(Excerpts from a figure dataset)
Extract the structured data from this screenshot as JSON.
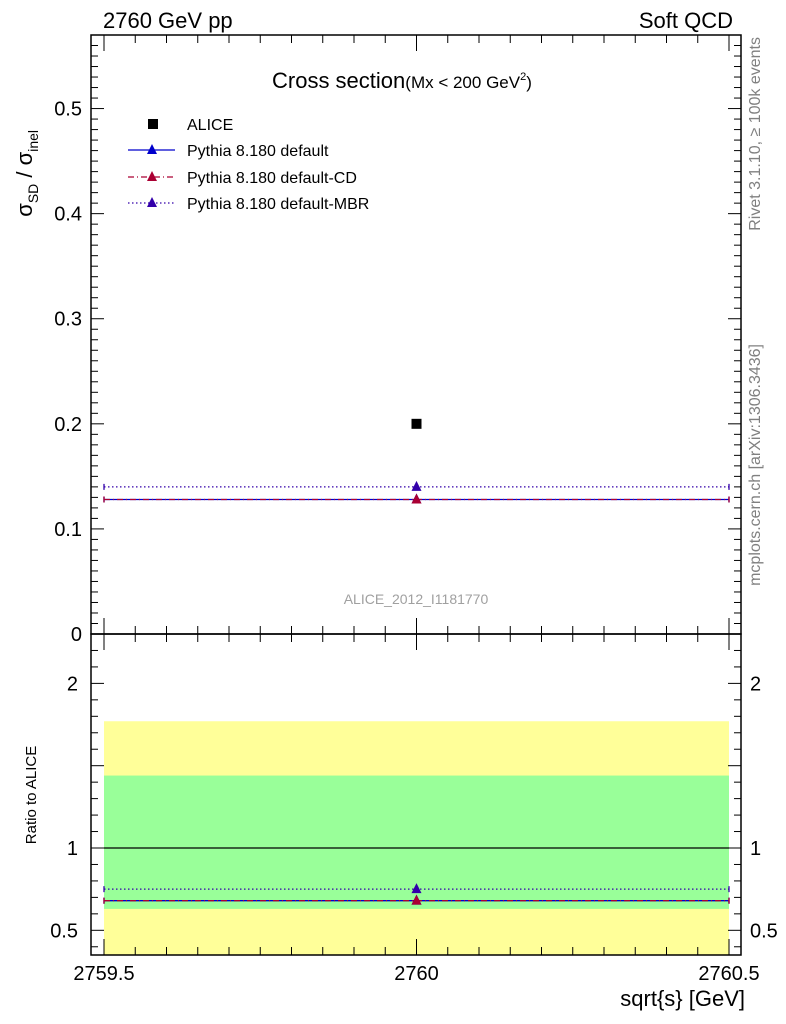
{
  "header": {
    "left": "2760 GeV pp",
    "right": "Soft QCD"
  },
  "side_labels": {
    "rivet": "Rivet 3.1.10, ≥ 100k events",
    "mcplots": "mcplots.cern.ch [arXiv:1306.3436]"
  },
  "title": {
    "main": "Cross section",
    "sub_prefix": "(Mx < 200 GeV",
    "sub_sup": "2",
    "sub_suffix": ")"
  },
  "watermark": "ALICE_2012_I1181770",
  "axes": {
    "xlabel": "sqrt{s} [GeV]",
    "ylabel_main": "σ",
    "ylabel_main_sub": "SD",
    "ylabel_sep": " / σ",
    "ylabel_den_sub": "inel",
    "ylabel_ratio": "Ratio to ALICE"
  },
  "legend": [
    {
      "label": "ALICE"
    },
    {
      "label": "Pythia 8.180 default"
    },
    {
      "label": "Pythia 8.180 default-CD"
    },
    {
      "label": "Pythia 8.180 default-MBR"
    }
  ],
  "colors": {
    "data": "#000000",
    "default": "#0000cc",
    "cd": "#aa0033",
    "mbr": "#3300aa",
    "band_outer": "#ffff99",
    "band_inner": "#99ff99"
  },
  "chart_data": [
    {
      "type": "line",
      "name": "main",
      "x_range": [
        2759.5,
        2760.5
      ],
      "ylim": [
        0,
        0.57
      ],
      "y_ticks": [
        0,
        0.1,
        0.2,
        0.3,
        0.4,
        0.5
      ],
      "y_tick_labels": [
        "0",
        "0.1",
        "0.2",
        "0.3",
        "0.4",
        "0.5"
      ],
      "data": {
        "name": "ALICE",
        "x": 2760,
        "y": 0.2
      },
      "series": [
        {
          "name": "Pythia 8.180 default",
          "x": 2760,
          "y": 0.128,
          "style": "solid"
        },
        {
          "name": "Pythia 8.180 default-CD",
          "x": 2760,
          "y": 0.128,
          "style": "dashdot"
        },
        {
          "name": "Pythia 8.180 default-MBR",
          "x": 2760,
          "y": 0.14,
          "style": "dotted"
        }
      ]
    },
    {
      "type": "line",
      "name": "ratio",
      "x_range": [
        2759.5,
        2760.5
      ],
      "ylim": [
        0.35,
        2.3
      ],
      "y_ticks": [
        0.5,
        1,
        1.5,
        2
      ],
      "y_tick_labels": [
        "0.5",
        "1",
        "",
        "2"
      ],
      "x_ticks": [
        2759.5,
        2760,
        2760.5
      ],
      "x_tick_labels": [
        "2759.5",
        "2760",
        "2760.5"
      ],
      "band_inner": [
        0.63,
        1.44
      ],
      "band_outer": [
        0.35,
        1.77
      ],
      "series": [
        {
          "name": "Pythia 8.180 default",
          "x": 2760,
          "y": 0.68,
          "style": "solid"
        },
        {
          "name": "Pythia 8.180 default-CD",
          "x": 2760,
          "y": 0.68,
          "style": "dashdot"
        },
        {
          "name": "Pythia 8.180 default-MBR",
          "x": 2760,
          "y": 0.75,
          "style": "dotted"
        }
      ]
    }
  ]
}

...

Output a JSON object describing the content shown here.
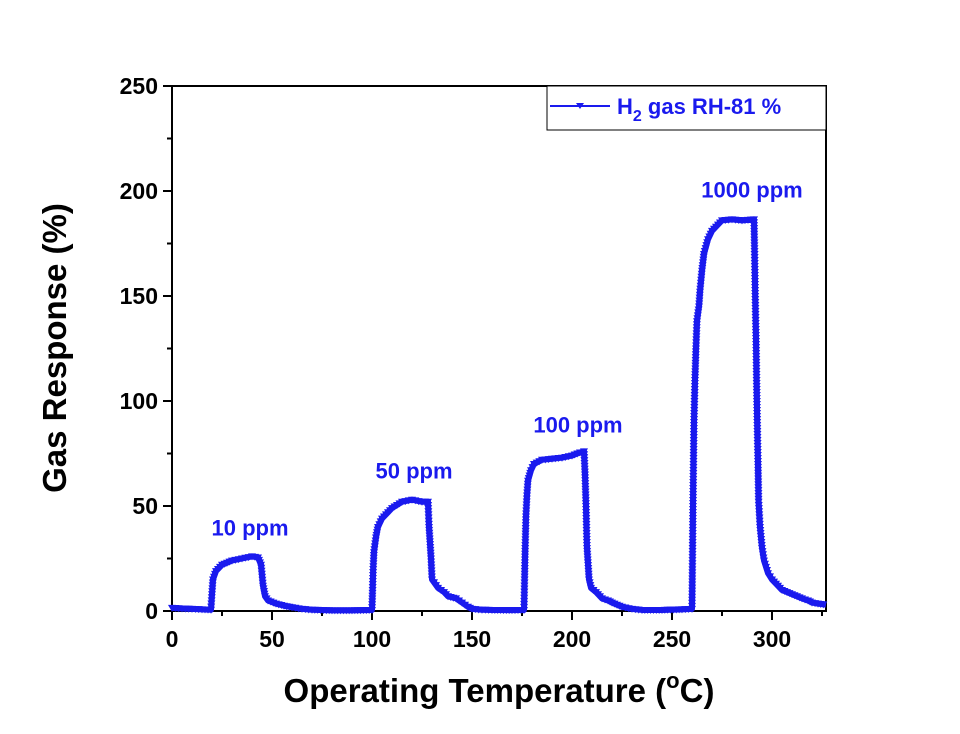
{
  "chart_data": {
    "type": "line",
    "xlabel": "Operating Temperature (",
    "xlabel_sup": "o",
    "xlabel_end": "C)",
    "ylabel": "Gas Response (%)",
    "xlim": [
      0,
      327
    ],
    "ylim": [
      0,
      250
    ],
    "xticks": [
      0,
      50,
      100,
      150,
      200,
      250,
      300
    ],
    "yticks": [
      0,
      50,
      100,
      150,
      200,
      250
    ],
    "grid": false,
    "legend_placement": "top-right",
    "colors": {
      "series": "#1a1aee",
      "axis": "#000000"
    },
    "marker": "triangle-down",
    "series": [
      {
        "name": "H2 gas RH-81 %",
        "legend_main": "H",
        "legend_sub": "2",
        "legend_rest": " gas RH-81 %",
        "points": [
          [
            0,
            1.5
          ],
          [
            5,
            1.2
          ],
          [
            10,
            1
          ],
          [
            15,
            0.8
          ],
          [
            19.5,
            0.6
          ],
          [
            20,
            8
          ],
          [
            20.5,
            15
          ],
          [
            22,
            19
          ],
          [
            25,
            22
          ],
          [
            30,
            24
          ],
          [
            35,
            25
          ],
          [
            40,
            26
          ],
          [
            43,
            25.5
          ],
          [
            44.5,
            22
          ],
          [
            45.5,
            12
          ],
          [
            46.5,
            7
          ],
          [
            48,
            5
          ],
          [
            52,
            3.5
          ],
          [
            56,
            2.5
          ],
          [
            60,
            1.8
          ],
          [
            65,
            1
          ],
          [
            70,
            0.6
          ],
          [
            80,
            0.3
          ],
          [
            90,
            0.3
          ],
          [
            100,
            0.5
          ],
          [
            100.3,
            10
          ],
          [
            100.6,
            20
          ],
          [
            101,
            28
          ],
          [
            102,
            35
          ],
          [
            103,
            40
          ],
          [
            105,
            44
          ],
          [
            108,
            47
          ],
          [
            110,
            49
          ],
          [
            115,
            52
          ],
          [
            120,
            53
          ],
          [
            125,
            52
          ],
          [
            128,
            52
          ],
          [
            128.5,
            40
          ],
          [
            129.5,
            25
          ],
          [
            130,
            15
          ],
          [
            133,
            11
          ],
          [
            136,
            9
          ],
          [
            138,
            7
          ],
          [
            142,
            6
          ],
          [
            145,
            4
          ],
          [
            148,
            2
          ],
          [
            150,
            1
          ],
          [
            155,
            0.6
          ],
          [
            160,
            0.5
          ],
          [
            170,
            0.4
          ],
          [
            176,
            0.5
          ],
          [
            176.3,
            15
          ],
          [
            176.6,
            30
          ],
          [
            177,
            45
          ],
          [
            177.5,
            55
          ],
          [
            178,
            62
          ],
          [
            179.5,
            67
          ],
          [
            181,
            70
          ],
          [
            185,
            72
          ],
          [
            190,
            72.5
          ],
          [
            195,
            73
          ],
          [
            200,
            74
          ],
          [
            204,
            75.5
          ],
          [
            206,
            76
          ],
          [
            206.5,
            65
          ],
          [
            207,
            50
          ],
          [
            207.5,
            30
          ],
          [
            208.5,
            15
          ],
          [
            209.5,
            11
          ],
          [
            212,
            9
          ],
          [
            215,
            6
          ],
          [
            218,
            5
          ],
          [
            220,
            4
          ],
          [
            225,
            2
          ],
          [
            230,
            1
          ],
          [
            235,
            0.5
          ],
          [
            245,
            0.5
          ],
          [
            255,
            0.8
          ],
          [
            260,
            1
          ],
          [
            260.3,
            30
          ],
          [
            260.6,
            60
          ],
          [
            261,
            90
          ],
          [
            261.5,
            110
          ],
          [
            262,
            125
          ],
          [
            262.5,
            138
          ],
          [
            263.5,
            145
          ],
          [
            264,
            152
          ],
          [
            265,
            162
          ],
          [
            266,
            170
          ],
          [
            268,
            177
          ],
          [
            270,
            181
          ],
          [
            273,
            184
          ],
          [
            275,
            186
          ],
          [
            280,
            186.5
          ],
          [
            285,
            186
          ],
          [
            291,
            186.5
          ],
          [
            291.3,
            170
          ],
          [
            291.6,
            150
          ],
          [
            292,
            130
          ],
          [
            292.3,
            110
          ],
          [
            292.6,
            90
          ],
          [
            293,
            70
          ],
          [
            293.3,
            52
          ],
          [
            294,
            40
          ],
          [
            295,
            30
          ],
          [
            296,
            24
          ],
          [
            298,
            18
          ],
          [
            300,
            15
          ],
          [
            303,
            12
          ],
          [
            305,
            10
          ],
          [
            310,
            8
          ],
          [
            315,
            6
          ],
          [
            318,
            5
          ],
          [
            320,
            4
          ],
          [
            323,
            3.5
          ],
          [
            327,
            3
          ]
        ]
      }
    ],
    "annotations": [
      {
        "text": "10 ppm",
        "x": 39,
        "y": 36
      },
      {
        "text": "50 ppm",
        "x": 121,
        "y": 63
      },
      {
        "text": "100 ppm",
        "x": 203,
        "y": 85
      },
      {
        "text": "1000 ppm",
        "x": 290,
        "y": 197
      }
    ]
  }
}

_AIM OF THE EXERCISE:_ Copy out each line that contains the word "right".

_RESULT:_
    "right": "Soft QCD"
    "legend_placement": "top-right",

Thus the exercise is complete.